Task to complete:
From the entries below, list each line with "screenshot".

#### Excerpted records

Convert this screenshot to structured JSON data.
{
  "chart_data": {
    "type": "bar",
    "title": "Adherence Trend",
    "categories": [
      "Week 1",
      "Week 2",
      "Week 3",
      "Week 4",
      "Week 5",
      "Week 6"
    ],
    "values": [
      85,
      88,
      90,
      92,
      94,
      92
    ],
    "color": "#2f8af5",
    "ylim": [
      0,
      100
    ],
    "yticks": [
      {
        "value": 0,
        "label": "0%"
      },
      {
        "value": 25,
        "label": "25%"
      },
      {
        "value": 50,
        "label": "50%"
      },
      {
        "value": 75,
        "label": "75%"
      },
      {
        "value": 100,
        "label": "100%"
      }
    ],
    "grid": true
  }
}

########
#### Excerpted records

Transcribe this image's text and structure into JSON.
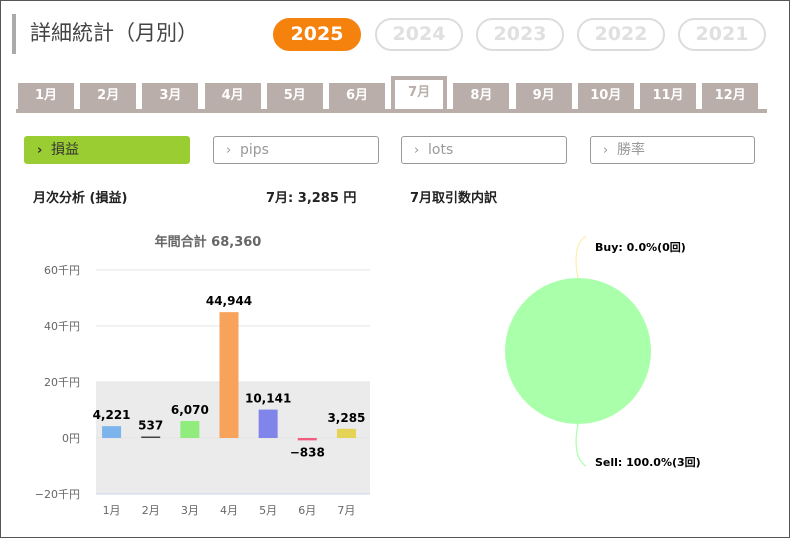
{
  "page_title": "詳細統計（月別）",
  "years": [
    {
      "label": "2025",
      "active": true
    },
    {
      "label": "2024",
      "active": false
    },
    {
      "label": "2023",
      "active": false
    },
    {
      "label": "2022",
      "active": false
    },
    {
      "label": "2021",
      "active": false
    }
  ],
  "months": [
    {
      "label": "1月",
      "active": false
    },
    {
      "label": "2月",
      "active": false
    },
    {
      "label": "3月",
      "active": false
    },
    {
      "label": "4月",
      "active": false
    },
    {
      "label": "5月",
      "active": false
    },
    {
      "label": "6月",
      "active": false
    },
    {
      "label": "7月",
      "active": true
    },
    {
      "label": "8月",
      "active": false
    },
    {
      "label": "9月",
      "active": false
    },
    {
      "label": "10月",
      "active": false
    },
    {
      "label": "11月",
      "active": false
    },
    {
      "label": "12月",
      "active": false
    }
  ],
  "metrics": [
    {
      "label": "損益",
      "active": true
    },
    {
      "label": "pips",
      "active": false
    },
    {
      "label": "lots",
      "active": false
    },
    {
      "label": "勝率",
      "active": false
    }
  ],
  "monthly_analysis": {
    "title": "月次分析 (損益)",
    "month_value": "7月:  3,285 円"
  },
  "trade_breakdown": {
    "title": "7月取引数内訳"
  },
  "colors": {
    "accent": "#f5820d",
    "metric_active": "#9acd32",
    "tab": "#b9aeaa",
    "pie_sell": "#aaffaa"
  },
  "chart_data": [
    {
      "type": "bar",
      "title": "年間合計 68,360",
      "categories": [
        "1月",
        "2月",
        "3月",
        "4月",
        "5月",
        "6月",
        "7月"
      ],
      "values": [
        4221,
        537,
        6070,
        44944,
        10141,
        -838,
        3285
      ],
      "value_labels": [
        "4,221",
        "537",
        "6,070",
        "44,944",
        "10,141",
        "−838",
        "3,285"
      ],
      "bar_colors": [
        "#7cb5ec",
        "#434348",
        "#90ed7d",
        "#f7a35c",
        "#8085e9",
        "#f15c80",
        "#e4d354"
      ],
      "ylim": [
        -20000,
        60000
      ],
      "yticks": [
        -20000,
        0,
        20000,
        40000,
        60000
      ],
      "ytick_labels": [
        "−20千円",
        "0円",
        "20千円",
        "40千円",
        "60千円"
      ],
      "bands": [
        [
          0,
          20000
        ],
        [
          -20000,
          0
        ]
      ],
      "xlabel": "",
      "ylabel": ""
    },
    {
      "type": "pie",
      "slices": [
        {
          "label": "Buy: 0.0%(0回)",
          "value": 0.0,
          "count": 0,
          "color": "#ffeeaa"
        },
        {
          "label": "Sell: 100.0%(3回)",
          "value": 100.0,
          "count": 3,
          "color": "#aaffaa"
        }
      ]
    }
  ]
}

########
#### Excerpted records

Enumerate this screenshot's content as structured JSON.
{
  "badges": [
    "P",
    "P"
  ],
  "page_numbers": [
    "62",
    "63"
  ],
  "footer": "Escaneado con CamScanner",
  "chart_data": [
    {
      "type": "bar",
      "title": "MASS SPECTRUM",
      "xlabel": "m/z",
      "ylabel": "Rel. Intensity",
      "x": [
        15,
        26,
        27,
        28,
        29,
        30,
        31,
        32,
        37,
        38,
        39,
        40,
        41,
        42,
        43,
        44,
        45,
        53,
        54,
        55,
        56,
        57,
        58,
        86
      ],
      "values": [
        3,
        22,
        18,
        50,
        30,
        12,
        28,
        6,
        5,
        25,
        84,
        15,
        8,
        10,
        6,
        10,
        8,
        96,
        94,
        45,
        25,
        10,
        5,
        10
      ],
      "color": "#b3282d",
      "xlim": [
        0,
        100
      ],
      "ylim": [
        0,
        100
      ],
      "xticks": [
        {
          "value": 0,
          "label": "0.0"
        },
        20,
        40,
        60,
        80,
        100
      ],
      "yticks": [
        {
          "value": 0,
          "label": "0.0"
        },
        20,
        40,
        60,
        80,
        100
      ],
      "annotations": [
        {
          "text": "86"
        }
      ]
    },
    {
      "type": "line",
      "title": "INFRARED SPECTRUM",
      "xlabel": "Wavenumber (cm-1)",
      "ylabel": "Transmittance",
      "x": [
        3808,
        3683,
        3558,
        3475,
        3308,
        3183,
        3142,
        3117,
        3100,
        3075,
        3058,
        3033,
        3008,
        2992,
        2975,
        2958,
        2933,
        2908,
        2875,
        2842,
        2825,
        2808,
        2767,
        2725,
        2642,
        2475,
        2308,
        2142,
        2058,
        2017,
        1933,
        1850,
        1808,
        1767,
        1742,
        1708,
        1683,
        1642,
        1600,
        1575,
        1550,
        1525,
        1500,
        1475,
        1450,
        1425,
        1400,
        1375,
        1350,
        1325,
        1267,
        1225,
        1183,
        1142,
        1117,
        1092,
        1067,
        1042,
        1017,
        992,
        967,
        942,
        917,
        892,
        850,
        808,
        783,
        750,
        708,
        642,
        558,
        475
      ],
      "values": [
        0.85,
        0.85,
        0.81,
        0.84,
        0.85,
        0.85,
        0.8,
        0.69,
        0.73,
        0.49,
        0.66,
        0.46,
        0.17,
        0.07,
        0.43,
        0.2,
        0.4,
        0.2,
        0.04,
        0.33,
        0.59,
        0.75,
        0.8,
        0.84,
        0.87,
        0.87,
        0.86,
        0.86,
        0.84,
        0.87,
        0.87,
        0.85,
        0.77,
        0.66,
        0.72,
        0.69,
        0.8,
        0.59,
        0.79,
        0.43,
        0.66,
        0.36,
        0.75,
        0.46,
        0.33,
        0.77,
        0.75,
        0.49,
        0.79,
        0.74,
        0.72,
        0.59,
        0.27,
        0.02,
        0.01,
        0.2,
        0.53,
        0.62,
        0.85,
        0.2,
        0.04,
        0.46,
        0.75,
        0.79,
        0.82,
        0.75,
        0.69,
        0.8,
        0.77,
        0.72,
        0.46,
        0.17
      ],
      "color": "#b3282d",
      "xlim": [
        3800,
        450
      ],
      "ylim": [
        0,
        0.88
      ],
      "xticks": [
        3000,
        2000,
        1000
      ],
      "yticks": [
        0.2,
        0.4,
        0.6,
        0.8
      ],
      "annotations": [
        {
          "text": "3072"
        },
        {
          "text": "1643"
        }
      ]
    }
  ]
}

########

Exercise solution:
Convert this screenshot to structured JSON data.
Enumerate this screenshot's content as structured JSON.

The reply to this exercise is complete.